• _Goal_:
Reproduce all records verbatim.

Begin Data records

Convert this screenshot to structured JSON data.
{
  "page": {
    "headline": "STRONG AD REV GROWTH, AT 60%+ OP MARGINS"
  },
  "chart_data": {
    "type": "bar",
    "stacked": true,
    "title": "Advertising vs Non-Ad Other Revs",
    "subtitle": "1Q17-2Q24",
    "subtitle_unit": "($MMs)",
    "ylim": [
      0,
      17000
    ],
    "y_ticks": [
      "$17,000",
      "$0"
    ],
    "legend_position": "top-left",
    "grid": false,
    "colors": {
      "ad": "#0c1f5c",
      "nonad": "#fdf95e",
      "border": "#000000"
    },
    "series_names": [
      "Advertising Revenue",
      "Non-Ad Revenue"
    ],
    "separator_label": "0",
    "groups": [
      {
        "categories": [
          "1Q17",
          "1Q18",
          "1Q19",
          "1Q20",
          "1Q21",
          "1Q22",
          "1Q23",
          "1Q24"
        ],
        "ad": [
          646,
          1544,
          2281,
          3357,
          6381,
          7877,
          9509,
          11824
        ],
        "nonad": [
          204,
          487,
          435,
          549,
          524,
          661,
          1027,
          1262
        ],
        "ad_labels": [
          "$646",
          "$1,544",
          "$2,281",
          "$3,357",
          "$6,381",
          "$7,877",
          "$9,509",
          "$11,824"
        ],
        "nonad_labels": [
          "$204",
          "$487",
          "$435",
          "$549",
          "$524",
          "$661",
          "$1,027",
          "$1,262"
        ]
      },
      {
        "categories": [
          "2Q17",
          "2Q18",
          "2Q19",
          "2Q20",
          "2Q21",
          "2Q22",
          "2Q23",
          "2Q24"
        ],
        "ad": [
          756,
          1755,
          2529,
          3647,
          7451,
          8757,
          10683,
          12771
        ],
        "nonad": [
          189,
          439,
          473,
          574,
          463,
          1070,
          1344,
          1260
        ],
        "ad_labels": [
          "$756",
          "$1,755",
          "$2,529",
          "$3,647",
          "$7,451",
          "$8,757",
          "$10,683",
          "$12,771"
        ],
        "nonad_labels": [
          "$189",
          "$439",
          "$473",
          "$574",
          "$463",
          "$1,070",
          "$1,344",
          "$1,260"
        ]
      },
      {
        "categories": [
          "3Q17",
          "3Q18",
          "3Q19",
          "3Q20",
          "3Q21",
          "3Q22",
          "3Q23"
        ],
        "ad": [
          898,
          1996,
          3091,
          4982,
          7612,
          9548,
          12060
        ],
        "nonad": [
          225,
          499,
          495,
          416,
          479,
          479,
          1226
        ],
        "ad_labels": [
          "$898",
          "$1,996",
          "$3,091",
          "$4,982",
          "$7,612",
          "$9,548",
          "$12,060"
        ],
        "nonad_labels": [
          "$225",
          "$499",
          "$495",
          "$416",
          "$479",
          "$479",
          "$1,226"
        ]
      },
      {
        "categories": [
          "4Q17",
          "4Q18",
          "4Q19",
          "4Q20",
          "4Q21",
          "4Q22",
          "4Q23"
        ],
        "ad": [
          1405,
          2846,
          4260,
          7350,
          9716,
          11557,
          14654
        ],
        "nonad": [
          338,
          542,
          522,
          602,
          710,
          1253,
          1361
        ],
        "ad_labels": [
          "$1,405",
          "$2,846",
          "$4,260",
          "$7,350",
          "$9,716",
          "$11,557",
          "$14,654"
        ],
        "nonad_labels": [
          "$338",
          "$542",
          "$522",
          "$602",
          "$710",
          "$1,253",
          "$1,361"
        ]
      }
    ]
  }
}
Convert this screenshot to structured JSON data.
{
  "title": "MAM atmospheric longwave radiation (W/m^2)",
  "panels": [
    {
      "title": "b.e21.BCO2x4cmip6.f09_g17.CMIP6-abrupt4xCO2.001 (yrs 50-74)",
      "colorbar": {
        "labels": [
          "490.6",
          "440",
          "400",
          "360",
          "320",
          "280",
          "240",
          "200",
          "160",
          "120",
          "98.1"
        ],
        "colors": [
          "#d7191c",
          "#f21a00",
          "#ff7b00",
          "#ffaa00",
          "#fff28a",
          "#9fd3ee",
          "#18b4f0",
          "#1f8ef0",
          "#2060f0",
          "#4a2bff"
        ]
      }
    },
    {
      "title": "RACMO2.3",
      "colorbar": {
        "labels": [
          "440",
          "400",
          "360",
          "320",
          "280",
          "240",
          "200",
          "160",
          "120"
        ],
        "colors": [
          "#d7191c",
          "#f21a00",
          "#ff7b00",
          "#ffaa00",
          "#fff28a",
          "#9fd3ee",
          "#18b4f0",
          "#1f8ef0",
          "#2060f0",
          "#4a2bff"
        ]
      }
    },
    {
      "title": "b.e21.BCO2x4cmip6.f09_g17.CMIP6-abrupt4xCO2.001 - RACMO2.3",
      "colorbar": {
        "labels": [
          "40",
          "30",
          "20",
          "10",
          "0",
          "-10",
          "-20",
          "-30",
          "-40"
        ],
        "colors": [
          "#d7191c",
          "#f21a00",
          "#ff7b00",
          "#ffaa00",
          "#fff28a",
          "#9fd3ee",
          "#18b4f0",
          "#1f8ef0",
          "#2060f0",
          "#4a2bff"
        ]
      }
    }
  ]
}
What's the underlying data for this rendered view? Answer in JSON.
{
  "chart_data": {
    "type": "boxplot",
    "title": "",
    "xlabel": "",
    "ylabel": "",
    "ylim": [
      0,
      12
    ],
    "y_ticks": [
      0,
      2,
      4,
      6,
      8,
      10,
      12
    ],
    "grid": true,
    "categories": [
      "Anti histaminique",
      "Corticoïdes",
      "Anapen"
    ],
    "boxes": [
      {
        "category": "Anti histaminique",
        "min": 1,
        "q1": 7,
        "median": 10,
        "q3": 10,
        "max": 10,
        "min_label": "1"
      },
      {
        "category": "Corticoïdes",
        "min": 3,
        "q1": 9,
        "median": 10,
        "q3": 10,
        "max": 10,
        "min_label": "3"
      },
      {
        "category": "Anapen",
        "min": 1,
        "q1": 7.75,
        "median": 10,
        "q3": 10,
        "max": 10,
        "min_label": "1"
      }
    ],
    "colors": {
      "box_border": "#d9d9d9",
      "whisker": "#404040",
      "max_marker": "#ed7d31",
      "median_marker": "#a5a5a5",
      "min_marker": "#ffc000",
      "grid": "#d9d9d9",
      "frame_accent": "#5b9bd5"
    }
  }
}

End Data records

• _Result of the task_:
Convert this screenshot to structured JSON data.
{
  "page": {
    "headline": "STRONG AD REV GROWTH, AT 60%+ OP MARGINS"
  },
  "chart_data": {
    "type": "bar",
    "stacked": true,
    "title": "Advertising vs Non-Ad Other Revs",
    "subtitle": "1Q17-2Q24",
    "subtitle_unit": "($MMs)",
    "ylim": [
      0,
      17000
    ],
    "y_ticks": [
      "$17,000",
      "$0"
    ],
    "legend_position": "top-left",
    "grid": false,
    "colors": {
      "ad": "#0c1f5c",
      "nonad": "#fdf95e",
      "border": "#000000"
    },
    "series_names": [
      "Advertising Revenue",
      "Non-Ad Revenue"
    ],
    "separator_label": "0",
    "groups": [
      {
        "categories": [
          "1Q17",
          "1Q18",
          "1Q19",
          "1Q20",
          "1Q21",
          "1Q22",
          "1Q23",
          "1Q24"
        ],
        "ad": [
          646,
          1544,
          2281,
          3357,
          6381,
          7877,
          9509,
          11824
        ],
        "nonad": [
          204,
          487,
          435,
          549,
          524,
          661,
          1027,
          1262
        ],
        "ad_labels": [
          "$646",
          "$1,544",
          "$2,281",
          "$3,357",
          "$6,381",
          "$7,877",
          "$9,509",
          "$11,824"
        ],
        "nonad_labels": [
          "$204",
          "$487",
          "$435",
          "$549",
          "$524",
          "$661",
          "$1,027",
          "$1,262"
        ]
      },
      {
        "categories": [
          "2Q17",
          "2Q18",
          "2Q19",
          "2Q20",
          "2Q21",
          "2Q22",
          "2Q23",
          "2Q24"
        ],
        "ad": [
          756,
          1755,
          2529,
          3647,
          7451,
          8757,
          10683,
          12771
        ],
        "nonad": [
          189,
          439,
          473,
          574,
          463,
          1070,
          1344,
          1260
        ],
        "ad_labels": [
          "$756",
          "$1,755",
          "$2,529",
          "$3,647",
          "$7,451",
          "$8,757",
          "$10,683",
          "$12,771"
        ],
        "nonad_labels": [
          "$189",
          "$439",
          "$473",
          "$574",
          "$463",
          "$1,070",
          "$1,344",
          "$1,260"
        ]
      },
      {
        "categories": [
          "3Q17",
          "3Q18",
          "3Q19",
          "3Q20",
          "3Q21",
          "3Q22",
          "3Q23"
        ],
        "ad": [
          898,
          1996,
          3091,
          4982,
          7612,
          9548,
          12060
        ],
        "nonad": [
          225,
          499,
          495,
          416,
          479,
          479,
          1226
        ],
        "ad_labels": [
          "$898",
          "$1,996",
          "$3,091",
          "$4,982",
          "$7,612",
          "$9,548",
          "$12,060"
        ],
        "nonad_labels": [
          "$225",
          "$499",
          "$495",
          "$416",
          "$479",
          "$479",
          "$1,226"
        ]
      },
      {
        "categories": [
          "4Q17",
          "4Q18",
          "4Q19",
          "4Q20",
          "4Q21",
          "4Q22",
          "4Q23"
        ],
        "ad": [
          1405,
          2846,
          4260,
          7350,
          9716,
          11557,
          14654
        ],
        "nonad": [
          338,
          542,
          522,
          602,
          710,
          1253,
          1361
        ],
        "ad_labels": [
          "$1,405",
          "$2,846",
          "$4,260",
          "$7,350",
          "$9,716",
          "$11,557",
          "$14,654"
        ],
        "nonad_labels": [
          "$338",
          "$542",
          "$522",
          "$602",
          "$710",
          "$1,253",
          "$1,361"
        ]
      }
    ]
  }
}
Convert this screenshot to structured JSON data.
{
  "title": "MAM atmospheric longwave radiation (W/m^2)",
  "panels": [
    {
      "title": "b.e21.BCO2x4cmip6.f09_g17.CMIP6-abrupt4xCO2.001 (yrs 50-74)",
      "colorbar": {
        "labels": [
          "490.6",
          "440",
          "400",
          "360",
          "320",
          "280",
          "240",
          "200",
          "160",
          "120",
          "98.1"
        ],
        "colors": [
          "#d7191c",
          "#f21a00",
          "#ff7b00",
          "#ffaa00",
          "#fff28a",
          "#9fd3ee",
          "#18b4f0",
          "#1f8ef0",
          "#2060f0",
          "#4a2bff"
        ]
      }
    },
    {
      "title": "RACMO2.3",
      "colorbar": {
        "labels": [
          "440",
          "400",
          "360",
          "320",
          "280",
          "240",
          "200",
          "160",
          "120"
        ],
        "colors": [
          "#d7191c",
          "#f21a00",
          "#ff7b00",
          "#ffaa00",
          "#fff28a",
          "#9fd3ee",
          "#18b4f0",
          "#1f8ef0",
          "#2060f0",
          "#4a2bff"
        ]
      }
    },
    {
      "title": "b.e21.BCO2x4cmip6.f09_g17.CMIP6-abrupt4xCO2.001 - RACMO2.3",
      "colorbar": {
        "labels": [
          "40",
          "30",
          "20",
          "10",
          "0",
          "-10",
          "-20",
          "-30",
          "-40"
        ],
        "colors": [
          "#d7191c",
          "#f21a00",
          "#ff7b00",
          "#ffaa00",
          "#fff28a",
          "#9fd3ee",
          "#18b4f0",
          "#1f8ef0",
          "#2060f0",
          "#4a2bff"
        ]
      }
    }
  ]
}
What's the underlying data for this rendered view? Answer in JSON.
{
  "chart_data": {
    "type": "boxplot",
    "title": "",
    "xlabel": "",
    "ylabel": "",
    "ylim": [
      0,
      12
    ],
    "y_ticks": [
      0,
      2,
      4,
      6,
      8,
      10,
      12
    ],
    "grid": true,
    "categories": [
      "Anti histaminique",
      "Corticoïdes",
      "Anapen"
    ],
    "boxes": [
      {
        "category": "Anti histaminique",
        "min": 1,
        "q1": 7,
        "median": 10,
        "q3": 10,
        "max": 10,
        "min_label": "1"
      },
      {
        "category": "Corticoïdes",
        "min": 3,
        "q1": 9,
        "median": 10,
        "q3": 10,
        "max": 10,
        "min_label": "3"
      },
      {
        "category": "Anapen",
        "min": 1,
        "q1": 7.75,
        "median": 10,
        "q3": 10,
        "max": 10,
        "min_label": "1"
      }
    ],
    "colors": {
      "box_border": "#d9d9d9",
      "whisker": "#404040",
      "max_marker": "#ed7d31",
      "median_marker": "#a5a5a5",
      "min_marker": "#ffc000",
      "grid": "#d9d9d9",
      "frame_accent": "#5b9bd5"
    }
  }
}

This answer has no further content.